--- begin Records supplied ---

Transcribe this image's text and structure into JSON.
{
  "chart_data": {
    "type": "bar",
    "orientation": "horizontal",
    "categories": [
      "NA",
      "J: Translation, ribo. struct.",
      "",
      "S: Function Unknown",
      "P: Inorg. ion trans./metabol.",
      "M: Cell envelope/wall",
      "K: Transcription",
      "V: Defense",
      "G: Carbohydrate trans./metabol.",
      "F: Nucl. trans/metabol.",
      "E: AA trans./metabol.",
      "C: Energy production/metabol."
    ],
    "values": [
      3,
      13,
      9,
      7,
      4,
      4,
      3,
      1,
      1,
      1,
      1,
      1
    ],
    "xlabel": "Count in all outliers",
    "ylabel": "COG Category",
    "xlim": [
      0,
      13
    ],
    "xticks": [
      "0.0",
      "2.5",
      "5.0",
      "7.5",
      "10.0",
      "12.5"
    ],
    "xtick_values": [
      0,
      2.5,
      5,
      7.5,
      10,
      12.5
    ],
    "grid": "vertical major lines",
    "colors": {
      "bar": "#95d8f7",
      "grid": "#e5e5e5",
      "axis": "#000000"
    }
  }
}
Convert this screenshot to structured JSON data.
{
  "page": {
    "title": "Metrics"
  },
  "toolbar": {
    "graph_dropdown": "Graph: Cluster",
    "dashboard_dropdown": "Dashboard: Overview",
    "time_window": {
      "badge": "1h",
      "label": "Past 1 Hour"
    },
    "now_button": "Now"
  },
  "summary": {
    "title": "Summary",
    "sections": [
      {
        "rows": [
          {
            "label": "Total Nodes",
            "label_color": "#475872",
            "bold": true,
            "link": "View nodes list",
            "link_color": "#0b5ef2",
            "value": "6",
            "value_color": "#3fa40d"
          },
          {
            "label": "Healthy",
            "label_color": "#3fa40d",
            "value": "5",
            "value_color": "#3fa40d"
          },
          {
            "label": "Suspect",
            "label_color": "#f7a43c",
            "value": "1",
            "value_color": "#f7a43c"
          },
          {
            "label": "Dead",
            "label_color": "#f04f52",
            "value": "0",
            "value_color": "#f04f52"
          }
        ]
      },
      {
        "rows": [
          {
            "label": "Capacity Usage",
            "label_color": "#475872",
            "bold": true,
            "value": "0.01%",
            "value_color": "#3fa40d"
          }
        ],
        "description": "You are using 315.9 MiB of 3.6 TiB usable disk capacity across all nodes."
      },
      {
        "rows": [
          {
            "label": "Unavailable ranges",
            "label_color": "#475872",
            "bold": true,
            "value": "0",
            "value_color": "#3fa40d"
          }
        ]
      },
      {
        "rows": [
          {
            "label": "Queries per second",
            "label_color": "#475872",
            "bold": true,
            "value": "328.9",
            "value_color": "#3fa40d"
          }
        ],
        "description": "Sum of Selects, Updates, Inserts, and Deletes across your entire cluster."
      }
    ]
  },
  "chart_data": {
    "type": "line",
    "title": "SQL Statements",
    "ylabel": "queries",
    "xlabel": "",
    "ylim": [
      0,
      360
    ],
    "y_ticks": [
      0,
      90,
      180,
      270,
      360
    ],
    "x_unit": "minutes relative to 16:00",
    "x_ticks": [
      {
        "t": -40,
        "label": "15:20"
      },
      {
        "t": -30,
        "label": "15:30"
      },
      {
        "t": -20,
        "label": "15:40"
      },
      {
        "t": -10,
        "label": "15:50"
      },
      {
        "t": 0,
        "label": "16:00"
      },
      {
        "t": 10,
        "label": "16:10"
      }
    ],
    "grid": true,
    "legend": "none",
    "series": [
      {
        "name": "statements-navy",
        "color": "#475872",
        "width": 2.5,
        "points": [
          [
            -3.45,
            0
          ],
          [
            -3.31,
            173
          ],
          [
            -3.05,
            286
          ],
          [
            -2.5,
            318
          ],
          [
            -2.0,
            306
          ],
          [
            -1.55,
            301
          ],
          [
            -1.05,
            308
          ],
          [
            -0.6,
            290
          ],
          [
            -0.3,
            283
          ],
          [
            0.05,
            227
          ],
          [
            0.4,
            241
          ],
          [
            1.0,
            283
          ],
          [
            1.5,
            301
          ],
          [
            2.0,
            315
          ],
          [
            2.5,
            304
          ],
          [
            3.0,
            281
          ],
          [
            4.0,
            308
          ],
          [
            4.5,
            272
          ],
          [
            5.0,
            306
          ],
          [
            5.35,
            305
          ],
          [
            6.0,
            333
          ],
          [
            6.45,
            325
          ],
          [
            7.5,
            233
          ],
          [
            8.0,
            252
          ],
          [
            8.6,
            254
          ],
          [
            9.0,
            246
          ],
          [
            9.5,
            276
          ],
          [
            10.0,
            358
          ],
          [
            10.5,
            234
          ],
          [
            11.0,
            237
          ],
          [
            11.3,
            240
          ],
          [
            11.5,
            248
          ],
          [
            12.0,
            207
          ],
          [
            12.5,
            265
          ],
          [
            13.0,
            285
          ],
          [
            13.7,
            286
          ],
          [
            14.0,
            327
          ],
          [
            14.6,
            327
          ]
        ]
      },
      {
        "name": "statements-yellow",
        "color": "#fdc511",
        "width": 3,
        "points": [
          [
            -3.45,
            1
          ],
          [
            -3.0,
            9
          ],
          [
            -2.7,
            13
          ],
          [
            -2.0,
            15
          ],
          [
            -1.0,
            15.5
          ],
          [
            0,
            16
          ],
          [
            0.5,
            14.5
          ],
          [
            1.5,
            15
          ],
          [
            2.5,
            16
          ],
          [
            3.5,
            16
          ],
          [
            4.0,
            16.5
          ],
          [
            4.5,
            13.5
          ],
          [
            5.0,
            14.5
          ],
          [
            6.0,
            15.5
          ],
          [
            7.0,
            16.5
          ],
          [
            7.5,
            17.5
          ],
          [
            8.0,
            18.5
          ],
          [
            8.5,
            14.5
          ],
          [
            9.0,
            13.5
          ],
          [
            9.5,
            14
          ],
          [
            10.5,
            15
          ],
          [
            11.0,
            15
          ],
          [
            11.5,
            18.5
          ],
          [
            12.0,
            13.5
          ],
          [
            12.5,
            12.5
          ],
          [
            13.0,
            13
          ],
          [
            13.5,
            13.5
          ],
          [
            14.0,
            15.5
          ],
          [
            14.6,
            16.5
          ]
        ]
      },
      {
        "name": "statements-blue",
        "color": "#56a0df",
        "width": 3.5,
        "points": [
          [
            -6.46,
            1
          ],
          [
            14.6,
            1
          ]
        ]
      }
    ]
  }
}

--- end Records supplied ---

### Exercise prompt
Give the count of lines in the data shown above that contain "name", and nothing else.

### Full answer
3